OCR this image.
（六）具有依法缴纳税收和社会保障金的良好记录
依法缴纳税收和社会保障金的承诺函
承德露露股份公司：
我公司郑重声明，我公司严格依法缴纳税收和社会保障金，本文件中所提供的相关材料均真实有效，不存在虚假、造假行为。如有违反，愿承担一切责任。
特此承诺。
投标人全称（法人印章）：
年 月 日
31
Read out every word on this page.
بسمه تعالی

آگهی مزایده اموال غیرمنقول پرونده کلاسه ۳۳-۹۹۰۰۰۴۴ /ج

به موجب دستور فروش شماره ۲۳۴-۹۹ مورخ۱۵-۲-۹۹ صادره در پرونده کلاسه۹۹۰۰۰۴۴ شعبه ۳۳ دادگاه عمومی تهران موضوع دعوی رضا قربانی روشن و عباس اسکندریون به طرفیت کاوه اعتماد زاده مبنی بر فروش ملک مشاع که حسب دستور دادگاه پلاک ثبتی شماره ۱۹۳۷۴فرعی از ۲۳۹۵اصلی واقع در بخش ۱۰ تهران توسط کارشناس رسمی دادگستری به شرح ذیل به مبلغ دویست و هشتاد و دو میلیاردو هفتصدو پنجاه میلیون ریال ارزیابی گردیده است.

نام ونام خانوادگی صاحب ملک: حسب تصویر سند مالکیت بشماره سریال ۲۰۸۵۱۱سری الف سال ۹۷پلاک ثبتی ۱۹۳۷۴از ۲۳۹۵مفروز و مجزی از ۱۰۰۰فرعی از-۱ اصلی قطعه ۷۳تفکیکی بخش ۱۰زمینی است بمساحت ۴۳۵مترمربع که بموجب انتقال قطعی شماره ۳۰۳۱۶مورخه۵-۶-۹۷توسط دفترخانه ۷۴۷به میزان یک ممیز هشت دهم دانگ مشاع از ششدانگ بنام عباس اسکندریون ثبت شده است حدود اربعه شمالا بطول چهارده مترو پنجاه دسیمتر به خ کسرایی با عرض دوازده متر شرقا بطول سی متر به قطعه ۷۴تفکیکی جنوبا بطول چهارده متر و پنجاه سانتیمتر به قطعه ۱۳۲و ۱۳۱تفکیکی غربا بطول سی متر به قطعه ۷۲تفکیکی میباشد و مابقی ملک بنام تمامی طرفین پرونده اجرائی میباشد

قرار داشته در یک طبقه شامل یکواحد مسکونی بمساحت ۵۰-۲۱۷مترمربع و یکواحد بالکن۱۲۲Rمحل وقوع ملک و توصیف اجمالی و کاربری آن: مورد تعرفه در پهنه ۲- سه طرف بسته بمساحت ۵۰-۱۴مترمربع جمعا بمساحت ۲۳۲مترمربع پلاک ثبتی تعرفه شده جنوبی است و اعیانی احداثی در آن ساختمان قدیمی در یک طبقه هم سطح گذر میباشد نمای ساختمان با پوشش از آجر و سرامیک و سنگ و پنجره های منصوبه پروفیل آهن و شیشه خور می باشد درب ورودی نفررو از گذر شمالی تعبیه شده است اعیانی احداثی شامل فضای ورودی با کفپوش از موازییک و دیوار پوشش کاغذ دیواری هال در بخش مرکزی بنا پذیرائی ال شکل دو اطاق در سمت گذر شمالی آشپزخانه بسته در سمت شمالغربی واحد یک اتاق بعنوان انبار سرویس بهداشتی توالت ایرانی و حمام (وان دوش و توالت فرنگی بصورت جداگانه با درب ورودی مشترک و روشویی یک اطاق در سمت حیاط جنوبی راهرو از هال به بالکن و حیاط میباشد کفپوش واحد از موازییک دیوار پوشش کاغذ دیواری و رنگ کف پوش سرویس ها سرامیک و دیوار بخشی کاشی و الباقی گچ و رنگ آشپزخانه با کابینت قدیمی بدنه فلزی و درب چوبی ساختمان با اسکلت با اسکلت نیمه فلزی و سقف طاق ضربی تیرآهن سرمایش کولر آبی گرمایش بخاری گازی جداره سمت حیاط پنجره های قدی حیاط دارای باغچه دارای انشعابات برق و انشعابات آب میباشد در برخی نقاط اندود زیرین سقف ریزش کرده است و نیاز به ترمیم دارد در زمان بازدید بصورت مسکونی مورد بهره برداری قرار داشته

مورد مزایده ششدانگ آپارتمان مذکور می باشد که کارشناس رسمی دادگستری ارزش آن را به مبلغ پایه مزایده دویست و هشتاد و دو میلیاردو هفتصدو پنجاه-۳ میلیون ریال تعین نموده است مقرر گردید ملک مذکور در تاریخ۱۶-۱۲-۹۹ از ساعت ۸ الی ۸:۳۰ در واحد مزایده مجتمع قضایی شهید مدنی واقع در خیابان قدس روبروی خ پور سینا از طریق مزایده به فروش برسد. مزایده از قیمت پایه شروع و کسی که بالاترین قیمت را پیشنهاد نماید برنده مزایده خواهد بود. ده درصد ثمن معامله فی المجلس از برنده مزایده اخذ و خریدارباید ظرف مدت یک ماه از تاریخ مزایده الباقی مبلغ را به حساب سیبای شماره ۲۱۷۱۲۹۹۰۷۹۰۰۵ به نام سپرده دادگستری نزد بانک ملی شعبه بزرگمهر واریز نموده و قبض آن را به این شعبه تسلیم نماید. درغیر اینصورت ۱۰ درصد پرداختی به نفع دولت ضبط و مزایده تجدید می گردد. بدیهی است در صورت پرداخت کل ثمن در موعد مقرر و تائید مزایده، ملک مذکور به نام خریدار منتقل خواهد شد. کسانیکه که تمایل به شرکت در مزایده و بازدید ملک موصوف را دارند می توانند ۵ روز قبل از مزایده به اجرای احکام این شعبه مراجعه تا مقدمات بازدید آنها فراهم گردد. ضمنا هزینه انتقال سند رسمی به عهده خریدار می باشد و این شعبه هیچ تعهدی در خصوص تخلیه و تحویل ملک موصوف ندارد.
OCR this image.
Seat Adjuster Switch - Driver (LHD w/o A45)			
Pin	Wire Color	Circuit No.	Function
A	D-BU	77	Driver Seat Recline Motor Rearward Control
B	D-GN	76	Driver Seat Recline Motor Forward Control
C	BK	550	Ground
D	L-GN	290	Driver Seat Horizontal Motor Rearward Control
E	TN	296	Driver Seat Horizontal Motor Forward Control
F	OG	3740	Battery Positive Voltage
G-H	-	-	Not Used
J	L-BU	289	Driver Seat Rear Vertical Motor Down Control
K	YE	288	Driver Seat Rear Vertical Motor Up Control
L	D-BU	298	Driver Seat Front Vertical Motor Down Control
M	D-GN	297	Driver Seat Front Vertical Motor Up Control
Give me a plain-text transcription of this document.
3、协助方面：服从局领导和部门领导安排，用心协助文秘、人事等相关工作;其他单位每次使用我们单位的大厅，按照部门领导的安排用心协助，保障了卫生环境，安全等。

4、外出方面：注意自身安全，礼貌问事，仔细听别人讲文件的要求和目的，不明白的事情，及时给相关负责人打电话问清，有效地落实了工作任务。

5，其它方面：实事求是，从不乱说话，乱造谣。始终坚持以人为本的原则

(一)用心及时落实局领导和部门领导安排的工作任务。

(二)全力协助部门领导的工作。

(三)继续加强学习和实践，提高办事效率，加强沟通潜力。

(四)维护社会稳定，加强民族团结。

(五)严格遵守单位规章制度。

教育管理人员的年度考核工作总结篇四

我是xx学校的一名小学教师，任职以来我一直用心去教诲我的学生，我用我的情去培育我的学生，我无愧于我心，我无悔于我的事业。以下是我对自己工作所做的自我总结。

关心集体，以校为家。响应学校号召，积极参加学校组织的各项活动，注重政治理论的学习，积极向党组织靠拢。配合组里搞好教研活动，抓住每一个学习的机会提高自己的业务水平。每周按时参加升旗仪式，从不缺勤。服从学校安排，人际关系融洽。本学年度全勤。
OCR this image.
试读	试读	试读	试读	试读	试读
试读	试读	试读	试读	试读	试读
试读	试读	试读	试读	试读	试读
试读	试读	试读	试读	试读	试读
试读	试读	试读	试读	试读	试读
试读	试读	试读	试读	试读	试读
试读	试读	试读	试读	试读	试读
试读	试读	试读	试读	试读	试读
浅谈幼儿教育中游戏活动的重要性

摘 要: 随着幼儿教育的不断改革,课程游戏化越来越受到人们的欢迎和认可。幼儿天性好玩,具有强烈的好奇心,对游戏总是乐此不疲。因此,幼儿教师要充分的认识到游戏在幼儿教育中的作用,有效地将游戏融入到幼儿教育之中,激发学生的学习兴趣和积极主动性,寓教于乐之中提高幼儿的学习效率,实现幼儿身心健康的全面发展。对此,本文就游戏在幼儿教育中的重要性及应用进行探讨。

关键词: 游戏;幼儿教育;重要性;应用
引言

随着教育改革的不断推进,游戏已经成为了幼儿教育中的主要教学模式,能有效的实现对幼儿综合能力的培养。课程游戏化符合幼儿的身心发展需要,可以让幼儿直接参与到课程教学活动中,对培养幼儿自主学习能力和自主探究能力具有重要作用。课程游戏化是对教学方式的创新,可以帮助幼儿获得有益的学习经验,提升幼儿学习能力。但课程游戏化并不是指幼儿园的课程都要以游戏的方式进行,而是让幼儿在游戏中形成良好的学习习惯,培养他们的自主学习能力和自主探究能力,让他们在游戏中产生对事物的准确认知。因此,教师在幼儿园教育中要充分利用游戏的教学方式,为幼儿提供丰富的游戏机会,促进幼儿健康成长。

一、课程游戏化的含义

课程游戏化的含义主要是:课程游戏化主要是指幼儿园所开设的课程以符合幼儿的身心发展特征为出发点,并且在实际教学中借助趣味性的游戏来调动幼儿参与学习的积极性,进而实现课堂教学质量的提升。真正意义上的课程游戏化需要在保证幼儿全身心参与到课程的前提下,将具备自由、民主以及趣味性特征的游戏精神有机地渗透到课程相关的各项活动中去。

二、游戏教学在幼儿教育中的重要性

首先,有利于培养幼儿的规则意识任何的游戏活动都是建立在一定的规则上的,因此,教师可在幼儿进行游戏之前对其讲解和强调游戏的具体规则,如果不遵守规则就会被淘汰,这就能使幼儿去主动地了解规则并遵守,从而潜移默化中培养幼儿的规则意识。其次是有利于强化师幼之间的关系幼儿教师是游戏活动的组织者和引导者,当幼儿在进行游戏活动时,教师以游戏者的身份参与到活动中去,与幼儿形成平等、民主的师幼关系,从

» EXERCISE BRIEF
Using the listing above, return all lines where the word "Horizontal" occurs.

» RESULT BELOW
D	L-GN	290	Driver Seat Horizontal Motor Rearward Control
E	TN	296	Driver Seat Horizontal Motor Forward Control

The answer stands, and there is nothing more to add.